Records about charts and figures:
____

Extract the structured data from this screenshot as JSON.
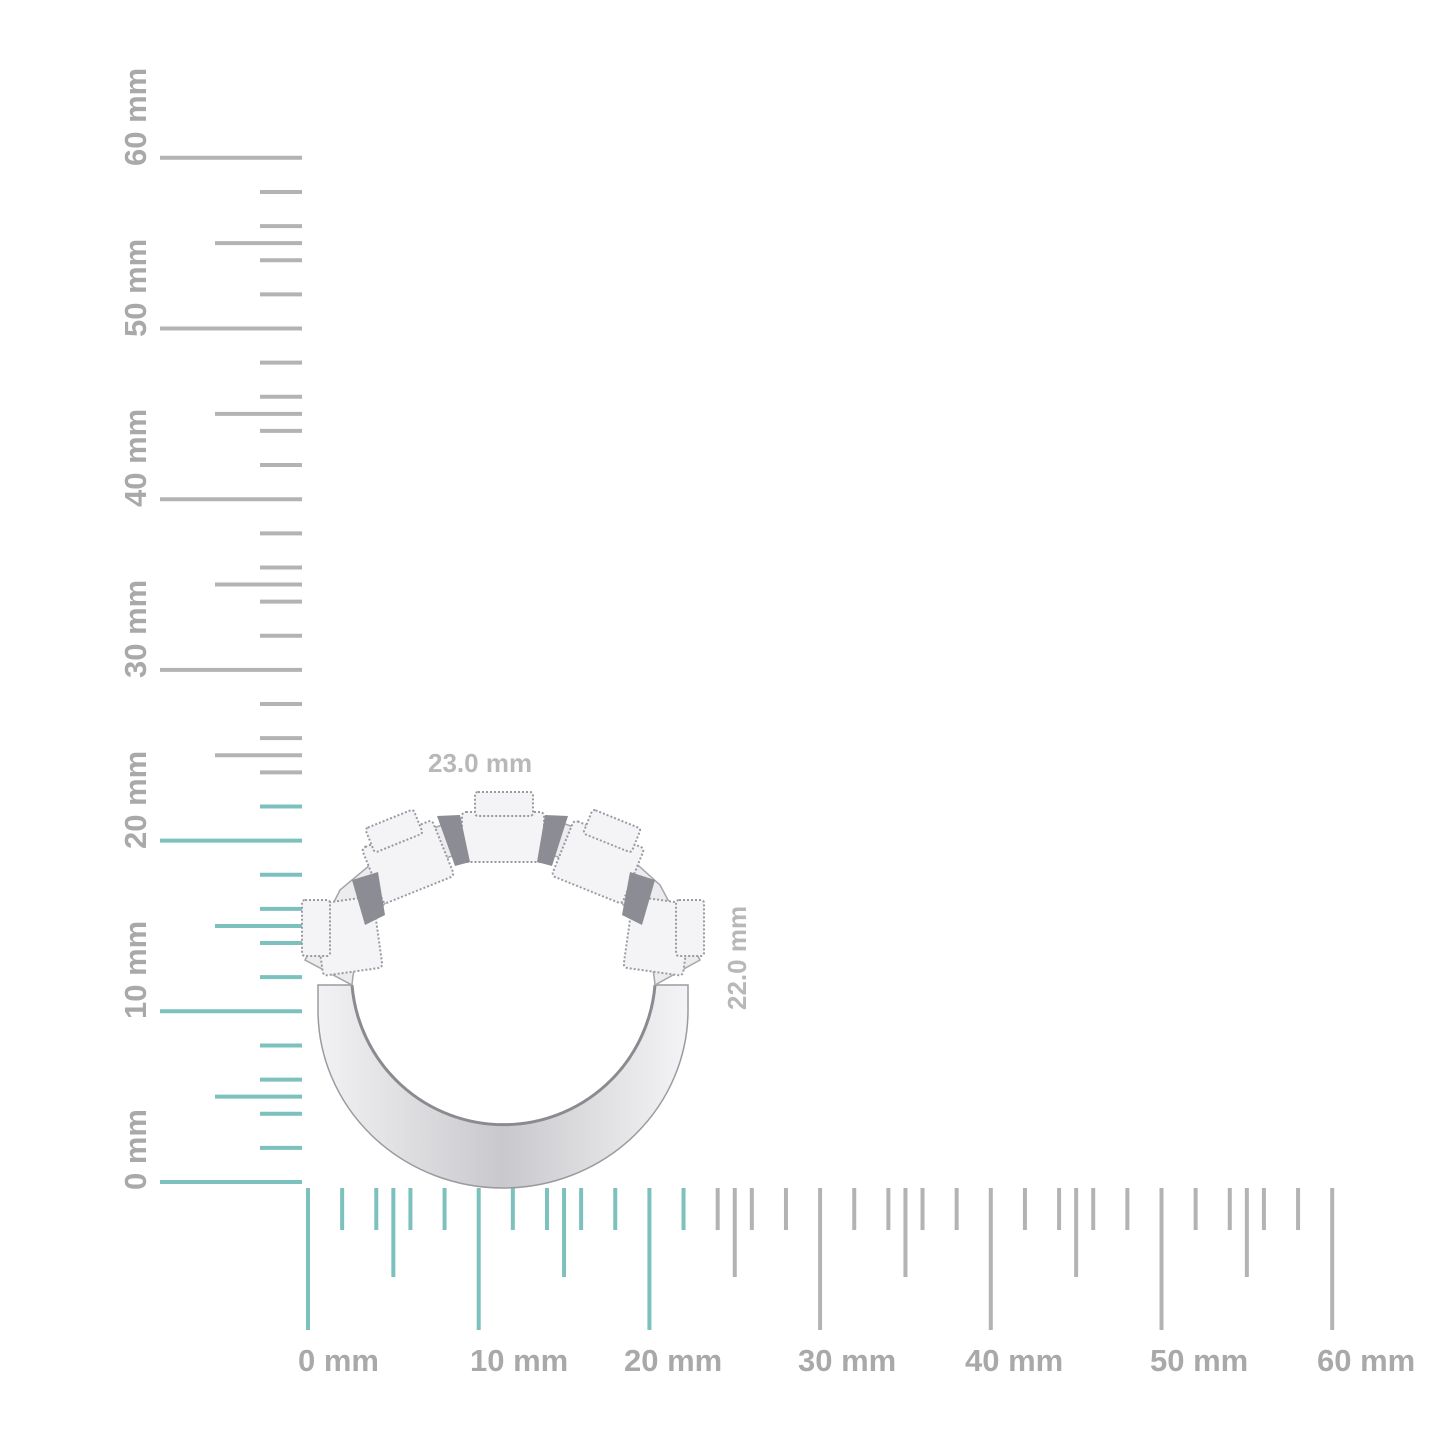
{
  "rulers": {
    "unit": "mm",
    "max_mm": 60,
    "highlight_color": "#7cc1bd",
    "base_color": "#b3b3b3",
    "vertical": {
      "highlight_to_mm": 22,
      "labels": [
        "0 mm",
        "10 mm",
        "20 mm",
        "30 mm",
        "40 mm",
        "50 mm",
        "60 mm"
      ]
    },
    "horizontal": {
      "highlight_to_mm": 23,
      "labels": [
        "0 mm",
        "10 mm",
        "20 mm",
        "30 mm",
        "40 mm",
        "50 mm",
        "60 mm"
      ]
    }
  },
  "dimensions": {
    "width": "23.0 mm",
    "height": "22.0 mm"
  },
  "product": {
    "icon": "ring-image"
  }
}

____

__YOUR GOAL__. The listing above must be printed again exactly, minus its pictures.

__RESULT FOR THIS EXERCISE__.
Extract the structured data from this screenshot as JSON.
{
  "rulers": {
    "unit": "mm",
    "max_mm": 60,
    "highlight_color": "#7cc1bd",
    "base_color": "#b3b3b3",
    "vertical": {
      "highlight_to_mm": 22,
      "labels": [
        "0 mm",
        "10 mm",
        "20 mm",
        "30 mm",
        "40 mm",
        "50 mm",
        "60 mm"
      ]
    },
    "horizontal": {
      "highlight_to_mm": 23,
      "labels": [
        "0 mm",
        "10 mm",
        "20 mm",
        "30 mm",
        "40 mm",
        "50 mm",
        "60 mm"
      ]
    }
  },
  "dimensions": {
    "width": "23.0 mm",
    "height": "22.0 mm"
  },
  "product": {
    "icon": "ring-image"
  }
}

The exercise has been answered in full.